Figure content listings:
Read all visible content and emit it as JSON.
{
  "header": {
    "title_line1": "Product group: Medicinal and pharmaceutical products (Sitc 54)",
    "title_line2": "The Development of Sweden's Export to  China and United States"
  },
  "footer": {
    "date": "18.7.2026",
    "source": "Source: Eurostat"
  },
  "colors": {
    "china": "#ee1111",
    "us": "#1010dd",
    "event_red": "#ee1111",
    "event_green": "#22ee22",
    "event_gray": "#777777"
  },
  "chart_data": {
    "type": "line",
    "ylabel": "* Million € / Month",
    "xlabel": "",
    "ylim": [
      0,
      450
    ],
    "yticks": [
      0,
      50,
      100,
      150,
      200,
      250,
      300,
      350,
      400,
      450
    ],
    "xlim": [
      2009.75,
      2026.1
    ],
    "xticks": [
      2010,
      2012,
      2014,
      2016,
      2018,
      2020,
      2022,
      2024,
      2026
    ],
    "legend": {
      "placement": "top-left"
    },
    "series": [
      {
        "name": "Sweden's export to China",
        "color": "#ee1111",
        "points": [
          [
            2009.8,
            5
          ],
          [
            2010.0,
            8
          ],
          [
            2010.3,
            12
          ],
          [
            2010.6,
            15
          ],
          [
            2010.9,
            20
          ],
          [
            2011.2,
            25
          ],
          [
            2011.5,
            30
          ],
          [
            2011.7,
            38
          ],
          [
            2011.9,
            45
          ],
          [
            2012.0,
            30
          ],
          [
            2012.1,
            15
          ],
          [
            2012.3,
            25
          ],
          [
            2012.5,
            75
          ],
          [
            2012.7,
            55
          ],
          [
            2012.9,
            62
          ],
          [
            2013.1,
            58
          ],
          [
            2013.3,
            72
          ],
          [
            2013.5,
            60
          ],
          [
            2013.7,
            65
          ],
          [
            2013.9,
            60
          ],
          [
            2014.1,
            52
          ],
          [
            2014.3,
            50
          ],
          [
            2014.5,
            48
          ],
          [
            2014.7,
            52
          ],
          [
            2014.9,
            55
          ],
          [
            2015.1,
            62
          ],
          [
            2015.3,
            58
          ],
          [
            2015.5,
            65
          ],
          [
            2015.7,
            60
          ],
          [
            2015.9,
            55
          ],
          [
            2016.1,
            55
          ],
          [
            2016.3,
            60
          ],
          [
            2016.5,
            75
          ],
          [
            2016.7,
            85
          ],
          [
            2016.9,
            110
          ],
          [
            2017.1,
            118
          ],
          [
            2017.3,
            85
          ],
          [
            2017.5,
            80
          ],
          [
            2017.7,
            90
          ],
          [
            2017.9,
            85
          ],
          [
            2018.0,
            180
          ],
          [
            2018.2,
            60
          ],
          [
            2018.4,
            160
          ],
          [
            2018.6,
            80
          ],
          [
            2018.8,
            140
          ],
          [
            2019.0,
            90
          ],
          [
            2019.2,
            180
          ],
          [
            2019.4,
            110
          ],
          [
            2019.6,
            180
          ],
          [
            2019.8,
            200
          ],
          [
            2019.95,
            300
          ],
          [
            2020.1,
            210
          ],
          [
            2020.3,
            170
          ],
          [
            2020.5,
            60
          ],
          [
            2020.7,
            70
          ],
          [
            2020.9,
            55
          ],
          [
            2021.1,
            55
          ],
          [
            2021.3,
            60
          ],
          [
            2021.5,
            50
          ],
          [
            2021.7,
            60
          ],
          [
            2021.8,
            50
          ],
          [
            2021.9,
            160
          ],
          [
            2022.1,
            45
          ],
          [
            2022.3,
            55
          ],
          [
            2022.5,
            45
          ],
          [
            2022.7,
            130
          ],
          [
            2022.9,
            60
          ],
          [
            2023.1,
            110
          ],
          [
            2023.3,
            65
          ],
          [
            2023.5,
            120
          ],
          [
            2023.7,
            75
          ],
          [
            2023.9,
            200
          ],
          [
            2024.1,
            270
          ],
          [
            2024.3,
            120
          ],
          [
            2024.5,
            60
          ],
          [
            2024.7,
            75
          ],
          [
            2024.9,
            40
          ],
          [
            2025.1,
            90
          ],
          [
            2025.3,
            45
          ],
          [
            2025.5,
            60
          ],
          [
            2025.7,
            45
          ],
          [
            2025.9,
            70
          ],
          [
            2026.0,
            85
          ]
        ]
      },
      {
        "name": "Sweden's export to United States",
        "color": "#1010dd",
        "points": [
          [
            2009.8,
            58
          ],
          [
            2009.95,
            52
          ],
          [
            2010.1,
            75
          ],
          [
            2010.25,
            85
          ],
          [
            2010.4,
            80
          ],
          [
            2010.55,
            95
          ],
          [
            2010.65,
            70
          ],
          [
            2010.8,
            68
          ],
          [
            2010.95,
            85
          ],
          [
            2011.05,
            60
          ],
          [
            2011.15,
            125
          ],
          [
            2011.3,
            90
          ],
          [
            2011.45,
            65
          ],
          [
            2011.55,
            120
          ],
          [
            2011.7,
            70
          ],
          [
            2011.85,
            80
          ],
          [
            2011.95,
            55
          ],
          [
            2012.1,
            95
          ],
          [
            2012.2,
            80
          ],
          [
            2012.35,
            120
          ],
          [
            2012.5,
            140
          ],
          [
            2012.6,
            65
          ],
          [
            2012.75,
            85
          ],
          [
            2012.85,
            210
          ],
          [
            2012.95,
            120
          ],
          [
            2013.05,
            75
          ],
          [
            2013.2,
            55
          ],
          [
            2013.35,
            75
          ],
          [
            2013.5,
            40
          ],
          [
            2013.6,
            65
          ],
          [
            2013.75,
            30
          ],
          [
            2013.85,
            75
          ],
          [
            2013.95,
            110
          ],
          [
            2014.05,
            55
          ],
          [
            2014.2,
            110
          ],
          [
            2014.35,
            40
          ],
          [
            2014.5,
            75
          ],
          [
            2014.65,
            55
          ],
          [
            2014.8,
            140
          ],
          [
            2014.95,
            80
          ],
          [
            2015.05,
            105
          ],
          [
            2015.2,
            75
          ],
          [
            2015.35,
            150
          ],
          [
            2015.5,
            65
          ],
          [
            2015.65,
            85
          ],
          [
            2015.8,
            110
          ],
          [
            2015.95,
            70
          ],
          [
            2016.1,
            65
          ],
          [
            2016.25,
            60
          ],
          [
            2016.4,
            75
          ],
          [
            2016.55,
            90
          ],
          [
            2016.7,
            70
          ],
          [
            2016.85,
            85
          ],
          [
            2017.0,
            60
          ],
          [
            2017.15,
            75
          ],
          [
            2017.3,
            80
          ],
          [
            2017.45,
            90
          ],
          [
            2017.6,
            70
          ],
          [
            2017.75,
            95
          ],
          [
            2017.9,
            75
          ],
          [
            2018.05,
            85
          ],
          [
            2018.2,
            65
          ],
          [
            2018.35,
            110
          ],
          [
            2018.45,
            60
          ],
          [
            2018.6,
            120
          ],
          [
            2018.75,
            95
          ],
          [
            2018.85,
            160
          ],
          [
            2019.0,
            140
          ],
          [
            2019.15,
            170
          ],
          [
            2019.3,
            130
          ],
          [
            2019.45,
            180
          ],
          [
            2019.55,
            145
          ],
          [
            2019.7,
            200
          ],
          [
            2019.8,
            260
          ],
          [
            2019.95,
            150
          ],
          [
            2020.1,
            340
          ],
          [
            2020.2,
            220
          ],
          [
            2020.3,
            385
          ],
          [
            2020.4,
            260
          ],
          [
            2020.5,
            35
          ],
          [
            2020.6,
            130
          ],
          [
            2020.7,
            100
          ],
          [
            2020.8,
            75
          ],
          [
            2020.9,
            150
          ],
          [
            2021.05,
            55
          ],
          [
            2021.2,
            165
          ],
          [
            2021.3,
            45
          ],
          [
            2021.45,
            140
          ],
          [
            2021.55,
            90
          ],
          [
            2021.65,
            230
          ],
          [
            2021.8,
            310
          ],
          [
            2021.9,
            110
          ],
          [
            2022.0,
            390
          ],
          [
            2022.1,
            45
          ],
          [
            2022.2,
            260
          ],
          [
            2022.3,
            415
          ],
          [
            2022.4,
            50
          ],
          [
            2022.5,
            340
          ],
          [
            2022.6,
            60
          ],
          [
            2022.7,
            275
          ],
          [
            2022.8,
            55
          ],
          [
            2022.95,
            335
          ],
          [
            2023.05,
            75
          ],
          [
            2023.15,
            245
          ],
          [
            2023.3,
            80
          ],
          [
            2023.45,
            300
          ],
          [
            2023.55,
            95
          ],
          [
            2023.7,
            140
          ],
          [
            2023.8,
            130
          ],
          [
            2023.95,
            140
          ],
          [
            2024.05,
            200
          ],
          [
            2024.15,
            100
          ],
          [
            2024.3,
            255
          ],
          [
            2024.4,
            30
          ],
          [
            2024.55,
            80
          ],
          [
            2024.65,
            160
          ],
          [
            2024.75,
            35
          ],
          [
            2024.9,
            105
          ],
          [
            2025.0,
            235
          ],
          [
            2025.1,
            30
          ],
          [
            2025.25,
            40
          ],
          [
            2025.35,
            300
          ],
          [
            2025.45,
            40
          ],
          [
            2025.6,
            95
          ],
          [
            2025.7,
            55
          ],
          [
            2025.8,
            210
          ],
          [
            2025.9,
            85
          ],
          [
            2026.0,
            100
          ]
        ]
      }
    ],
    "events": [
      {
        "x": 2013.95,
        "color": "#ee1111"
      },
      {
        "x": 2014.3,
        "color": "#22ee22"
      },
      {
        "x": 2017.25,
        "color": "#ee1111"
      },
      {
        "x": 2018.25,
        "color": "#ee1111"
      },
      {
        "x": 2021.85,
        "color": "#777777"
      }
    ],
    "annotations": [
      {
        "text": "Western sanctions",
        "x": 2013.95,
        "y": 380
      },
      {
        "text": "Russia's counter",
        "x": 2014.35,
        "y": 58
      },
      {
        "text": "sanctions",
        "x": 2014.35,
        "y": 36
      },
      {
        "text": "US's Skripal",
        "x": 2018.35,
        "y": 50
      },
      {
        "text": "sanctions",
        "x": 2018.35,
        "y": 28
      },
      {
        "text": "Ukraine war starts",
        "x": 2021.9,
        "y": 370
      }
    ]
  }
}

• [Prompt]: Using the listing above, show each line holding the string "text".

• [Response]:
        "text": "Western sanctions",
        "text": "Russia's counter",
        "text": "sanctions",
        "text": "US's Skripal",
        "text": "sanctions",
        "text": "Ukraine war starts",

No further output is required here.